#### [Given data]
┄┄┄┄┄┄

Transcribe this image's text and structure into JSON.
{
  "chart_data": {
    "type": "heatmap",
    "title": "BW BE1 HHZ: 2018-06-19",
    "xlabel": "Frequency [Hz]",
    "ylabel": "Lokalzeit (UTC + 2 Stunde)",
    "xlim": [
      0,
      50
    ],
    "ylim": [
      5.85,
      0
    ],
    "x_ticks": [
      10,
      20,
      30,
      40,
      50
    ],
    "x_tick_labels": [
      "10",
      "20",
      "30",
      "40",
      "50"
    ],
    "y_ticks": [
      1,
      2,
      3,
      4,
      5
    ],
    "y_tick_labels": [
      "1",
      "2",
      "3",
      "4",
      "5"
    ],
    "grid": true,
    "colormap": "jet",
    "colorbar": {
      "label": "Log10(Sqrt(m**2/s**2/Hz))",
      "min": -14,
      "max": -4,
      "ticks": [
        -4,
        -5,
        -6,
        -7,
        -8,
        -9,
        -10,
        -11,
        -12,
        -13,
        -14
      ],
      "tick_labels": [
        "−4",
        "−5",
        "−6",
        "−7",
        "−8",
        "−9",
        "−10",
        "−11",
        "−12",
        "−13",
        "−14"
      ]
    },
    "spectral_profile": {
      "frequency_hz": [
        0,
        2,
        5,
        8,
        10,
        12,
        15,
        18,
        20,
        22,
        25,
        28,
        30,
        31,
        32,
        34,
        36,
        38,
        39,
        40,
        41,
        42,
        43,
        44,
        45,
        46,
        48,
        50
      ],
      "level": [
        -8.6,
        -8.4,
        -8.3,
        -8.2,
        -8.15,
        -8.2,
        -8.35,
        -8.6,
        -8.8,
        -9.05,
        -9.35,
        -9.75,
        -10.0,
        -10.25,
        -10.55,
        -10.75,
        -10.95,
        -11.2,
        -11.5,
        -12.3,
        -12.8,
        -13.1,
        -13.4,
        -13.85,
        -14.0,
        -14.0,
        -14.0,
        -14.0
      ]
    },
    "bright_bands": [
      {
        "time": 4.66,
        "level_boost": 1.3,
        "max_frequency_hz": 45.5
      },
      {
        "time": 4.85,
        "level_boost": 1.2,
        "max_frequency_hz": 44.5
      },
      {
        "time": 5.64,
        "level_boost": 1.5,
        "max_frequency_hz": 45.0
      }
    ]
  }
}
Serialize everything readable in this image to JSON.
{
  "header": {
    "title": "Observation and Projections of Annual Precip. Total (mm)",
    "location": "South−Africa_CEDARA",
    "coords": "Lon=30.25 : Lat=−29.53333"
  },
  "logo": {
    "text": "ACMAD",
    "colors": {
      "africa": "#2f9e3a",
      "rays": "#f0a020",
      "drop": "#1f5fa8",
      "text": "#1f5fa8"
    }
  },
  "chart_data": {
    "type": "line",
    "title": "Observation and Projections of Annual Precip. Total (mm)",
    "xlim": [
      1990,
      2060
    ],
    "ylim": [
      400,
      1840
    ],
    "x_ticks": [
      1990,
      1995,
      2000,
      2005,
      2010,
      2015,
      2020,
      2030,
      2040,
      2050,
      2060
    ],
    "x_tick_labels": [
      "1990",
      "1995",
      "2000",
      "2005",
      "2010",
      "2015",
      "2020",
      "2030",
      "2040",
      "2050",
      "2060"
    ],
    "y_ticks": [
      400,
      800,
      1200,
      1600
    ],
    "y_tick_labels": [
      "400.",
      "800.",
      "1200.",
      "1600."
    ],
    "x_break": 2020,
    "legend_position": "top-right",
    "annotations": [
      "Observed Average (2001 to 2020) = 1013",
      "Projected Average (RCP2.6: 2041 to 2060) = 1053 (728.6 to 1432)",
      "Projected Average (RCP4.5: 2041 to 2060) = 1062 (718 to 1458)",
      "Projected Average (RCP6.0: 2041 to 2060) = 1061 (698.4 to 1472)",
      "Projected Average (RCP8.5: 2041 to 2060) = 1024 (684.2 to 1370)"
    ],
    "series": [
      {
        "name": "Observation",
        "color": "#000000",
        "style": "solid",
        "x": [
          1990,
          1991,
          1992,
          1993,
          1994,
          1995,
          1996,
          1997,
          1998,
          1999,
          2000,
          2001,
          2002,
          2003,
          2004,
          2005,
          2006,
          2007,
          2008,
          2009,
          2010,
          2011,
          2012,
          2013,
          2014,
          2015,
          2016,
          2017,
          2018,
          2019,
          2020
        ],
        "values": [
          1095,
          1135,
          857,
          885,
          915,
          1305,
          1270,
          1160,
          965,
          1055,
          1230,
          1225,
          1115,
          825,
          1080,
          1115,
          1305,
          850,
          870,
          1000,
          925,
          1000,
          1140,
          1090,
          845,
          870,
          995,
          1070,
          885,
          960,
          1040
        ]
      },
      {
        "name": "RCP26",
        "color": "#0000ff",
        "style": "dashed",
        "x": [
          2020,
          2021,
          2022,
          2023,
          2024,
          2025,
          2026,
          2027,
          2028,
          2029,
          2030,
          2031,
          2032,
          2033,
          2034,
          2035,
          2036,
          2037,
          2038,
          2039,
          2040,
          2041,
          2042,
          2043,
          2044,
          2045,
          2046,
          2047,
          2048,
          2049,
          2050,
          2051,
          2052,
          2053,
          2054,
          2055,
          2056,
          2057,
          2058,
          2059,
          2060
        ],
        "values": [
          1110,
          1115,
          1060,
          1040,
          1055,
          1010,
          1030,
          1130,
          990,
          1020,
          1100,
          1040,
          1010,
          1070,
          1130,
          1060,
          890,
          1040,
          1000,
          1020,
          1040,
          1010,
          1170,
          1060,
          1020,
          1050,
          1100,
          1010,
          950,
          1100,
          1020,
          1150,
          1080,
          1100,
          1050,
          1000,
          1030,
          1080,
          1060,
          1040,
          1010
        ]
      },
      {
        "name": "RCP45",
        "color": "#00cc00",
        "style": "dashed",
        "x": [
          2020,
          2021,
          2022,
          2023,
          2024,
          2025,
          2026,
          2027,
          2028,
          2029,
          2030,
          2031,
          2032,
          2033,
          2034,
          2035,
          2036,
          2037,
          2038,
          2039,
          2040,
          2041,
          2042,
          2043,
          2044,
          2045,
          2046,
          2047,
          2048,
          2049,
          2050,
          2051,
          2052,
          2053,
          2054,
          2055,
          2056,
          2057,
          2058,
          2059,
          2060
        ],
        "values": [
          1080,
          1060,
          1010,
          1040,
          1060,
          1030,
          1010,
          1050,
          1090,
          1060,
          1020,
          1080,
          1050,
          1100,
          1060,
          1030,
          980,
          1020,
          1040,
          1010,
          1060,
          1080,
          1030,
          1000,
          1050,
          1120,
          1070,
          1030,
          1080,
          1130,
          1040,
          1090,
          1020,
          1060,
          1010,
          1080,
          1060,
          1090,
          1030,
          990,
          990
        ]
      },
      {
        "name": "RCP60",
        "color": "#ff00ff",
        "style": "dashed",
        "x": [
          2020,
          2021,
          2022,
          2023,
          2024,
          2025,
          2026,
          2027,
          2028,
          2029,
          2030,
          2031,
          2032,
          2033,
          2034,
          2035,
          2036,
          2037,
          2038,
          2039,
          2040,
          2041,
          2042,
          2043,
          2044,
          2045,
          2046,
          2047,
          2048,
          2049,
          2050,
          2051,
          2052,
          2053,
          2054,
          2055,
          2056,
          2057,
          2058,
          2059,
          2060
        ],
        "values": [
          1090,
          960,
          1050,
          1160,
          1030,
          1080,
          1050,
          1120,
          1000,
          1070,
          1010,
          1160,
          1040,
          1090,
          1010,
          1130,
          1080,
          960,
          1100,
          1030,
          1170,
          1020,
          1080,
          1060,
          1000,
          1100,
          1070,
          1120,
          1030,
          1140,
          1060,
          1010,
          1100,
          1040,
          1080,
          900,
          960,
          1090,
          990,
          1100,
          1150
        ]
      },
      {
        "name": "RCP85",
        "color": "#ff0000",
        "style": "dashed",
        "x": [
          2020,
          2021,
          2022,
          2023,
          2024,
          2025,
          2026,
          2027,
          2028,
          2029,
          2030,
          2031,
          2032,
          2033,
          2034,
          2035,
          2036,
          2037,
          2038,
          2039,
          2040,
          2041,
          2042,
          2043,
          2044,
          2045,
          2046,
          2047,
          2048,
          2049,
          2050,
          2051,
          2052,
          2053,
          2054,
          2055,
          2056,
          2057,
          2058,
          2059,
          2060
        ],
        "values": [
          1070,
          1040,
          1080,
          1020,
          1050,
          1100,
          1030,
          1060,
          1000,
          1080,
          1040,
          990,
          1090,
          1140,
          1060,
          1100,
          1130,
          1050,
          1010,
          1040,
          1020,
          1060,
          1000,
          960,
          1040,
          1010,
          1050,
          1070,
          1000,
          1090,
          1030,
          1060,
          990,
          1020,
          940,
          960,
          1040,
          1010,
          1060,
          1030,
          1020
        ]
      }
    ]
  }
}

┄┄┄┄┄┄

#### [Task]
Tally how many lines of the data include the word "text". Write the number and nothing else.

#### [Problem solution]
3